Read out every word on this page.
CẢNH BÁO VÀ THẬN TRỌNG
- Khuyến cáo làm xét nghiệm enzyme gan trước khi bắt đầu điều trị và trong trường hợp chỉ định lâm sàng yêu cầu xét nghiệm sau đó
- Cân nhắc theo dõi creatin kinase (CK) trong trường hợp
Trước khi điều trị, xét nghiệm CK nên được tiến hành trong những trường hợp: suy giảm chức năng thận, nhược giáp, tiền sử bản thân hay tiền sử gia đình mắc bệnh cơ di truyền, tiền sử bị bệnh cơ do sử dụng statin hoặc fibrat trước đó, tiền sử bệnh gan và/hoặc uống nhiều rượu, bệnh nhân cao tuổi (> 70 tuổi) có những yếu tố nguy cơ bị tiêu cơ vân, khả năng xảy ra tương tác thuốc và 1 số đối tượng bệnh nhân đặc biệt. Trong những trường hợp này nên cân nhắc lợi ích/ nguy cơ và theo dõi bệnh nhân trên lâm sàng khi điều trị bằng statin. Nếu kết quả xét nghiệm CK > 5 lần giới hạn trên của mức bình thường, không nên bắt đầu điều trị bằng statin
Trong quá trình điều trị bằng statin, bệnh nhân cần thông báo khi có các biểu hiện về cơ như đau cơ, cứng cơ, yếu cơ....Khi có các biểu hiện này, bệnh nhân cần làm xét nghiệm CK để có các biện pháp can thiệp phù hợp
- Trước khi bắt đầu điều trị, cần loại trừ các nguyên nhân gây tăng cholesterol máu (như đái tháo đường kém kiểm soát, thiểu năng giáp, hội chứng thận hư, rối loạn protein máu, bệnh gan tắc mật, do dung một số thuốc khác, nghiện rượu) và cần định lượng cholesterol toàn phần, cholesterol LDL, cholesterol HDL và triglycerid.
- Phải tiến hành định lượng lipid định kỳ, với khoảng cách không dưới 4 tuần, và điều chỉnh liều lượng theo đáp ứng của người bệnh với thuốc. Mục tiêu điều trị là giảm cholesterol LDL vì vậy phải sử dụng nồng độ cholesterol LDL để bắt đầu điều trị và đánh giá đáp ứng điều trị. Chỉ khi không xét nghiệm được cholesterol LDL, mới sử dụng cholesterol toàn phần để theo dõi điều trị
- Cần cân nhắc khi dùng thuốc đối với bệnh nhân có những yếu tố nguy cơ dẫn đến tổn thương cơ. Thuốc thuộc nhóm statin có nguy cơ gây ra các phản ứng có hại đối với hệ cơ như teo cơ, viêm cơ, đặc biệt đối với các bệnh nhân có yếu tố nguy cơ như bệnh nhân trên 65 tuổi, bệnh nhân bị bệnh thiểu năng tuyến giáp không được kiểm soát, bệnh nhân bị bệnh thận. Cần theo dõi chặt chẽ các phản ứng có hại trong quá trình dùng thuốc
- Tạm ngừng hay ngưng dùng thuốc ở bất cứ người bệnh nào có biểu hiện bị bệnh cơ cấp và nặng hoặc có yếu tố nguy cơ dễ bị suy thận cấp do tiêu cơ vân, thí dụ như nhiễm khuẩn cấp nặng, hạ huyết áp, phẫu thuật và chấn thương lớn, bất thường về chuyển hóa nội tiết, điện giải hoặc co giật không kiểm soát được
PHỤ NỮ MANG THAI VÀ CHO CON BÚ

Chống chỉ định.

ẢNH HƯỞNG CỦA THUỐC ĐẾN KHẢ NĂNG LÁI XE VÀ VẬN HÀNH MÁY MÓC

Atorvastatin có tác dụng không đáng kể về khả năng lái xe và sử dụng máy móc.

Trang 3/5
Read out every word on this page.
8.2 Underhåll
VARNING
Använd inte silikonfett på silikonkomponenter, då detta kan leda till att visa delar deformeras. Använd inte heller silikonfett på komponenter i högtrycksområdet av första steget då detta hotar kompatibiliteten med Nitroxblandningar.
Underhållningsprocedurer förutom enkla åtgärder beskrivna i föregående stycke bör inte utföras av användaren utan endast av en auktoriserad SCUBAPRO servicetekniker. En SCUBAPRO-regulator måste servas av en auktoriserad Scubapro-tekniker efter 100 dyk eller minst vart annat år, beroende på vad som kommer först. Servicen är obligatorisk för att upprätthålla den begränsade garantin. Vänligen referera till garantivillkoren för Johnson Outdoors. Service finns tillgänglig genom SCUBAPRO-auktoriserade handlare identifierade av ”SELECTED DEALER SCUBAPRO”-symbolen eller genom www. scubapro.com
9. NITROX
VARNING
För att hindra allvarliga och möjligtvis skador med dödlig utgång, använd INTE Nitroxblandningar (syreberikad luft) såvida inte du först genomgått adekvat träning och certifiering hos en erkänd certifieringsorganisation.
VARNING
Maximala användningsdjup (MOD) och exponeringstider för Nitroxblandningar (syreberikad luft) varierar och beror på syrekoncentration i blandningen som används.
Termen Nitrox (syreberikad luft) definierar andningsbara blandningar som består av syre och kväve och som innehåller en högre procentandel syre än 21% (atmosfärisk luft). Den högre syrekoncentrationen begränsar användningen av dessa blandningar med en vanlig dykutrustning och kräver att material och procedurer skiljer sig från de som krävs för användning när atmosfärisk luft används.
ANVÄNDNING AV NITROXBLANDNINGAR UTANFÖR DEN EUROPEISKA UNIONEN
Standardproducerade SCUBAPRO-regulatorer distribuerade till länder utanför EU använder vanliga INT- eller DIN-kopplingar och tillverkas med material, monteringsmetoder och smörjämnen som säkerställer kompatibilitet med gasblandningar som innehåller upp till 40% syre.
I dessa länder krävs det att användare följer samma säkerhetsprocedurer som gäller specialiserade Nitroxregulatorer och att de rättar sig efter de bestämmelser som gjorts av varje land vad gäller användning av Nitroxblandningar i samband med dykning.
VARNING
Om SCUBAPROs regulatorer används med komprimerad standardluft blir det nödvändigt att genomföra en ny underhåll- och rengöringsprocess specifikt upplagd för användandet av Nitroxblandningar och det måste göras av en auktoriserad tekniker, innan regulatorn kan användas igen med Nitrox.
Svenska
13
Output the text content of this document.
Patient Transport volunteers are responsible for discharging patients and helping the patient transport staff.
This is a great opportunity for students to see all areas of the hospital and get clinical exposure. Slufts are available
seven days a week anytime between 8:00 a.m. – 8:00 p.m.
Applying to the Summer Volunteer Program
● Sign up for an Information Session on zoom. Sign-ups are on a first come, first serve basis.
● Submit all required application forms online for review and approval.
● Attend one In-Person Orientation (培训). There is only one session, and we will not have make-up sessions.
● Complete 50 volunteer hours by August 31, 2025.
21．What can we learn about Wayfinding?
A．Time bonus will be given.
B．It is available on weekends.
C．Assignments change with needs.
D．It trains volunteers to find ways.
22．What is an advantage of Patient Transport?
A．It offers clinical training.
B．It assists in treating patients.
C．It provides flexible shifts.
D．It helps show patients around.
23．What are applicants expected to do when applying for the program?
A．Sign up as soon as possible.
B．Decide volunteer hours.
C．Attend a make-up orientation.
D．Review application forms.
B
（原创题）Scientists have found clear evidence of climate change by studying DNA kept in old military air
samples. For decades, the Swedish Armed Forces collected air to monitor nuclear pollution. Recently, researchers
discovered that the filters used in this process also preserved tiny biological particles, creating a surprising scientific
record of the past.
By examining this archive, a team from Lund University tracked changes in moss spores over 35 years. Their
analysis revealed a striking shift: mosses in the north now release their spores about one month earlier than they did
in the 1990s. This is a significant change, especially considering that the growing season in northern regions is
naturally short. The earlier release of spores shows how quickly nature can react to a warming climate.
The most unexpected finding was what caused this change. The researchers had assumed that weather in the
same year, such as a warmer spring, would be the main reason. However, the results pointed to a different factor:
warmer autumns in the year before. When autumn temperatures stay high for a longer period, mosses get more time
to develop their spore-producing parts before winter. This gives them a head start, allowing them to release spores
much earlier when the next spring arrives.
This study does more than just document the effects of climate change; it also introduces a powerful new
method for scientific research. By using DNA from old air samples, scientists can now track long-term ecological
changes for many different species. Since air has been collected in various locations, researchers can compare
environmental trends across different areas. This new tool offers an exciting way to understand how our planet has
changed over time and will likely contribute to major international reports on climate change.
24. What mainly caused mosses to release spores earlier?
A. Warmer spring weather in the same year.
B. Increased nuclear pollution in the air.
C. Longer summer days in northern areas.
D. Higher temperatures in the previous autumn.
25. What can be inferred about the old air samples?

▬▬▬▬▬▬

## [HOW TO COMPLETE THIS TASK]
Among the entries above, determine how many lines hold the string "till" and report that number alone.

## [EXERCISE ANSWER]
3